*The problem*
Find the word "total" in the listing; pull out each line holding it.

*Data records*
▶
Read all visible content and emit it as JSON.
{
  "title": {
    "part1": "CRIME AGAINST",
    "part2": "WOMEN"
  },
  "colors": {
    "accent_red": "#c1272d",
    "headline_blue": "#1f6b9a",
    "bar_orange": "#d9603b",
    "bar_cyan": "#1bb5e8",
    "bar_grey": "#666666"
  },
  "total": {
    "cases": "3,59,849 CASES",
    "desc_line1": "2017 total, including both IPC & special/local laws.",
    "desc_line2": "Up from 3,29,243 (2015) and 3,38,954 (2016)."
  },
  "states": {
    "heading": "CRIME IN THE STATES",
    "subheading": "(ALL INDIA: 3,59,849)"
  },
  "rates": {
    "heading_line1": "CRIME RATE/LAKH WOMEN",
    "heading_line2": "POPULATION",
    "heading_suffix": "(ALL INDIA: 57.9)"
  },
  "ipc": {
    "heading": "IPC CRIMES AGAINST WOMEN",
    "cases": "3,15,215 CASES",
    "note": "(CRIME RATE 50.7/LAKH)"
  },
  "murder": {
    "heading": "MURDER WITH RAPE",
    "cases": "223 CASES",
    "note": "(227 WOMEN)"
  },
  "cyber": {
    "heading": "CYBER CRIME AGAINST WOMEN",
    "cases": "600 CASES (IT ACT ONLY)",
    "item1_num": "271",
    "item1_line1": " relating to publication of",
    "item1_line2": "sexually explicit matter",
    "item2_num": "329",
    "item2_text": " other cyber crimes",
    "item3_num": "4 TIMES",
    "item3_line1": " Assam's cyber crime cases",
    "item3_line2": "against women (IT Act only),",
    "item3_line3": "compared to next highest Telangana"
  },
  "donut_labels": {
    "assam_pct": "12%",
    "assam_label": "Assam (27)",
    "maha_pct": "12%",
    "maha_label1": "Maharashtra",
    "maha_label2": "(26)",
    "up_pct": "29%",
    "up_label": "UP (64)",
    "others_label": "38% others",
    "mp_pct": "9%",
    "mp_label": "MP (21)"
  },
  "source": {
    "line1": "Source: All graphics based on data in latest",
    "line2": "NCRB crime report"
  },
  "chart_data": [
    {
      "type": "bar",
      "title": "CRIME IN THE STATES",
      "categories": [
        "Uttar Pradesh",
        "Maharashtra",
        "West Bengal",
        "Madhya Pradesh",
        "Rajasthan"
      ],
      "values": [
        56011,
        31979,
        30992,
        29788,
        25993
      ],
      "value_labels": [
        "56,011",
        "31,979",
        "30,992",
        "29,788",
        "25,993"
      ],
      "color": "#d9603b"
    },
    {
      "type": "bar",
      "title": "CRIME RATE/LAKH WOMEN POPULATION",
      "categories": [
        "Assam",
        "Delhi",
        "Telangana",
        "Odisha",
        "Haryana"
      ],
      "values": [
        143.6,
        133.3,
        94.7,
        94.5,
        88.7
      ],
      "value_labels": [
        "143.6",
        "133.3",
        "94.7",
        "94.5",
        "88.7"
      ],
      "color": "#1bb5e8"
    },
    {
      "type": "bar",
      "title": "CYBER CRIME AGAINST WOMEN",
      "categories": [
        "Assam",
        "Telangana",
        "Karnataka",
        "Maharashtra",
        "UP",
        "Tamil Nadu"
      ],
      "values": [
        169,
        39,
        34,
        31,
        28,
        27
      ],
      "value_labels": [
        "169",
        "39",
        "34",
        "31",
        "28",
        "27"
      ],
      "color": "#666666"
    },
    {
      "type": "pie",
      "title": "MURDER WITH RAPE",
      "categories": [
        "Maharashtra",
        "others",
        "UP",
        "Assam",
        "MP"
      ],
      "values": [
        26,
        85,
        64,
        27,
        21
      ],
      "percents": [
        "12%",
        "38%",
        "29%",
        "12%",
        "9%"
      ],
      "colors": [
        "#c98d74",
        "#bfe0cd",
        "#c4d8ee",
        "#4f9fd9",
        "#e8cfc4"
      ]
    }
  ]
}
◀
*Solution*
  "total": {
    "desc_line1": "2017 total, including both IPC & special/local laws.",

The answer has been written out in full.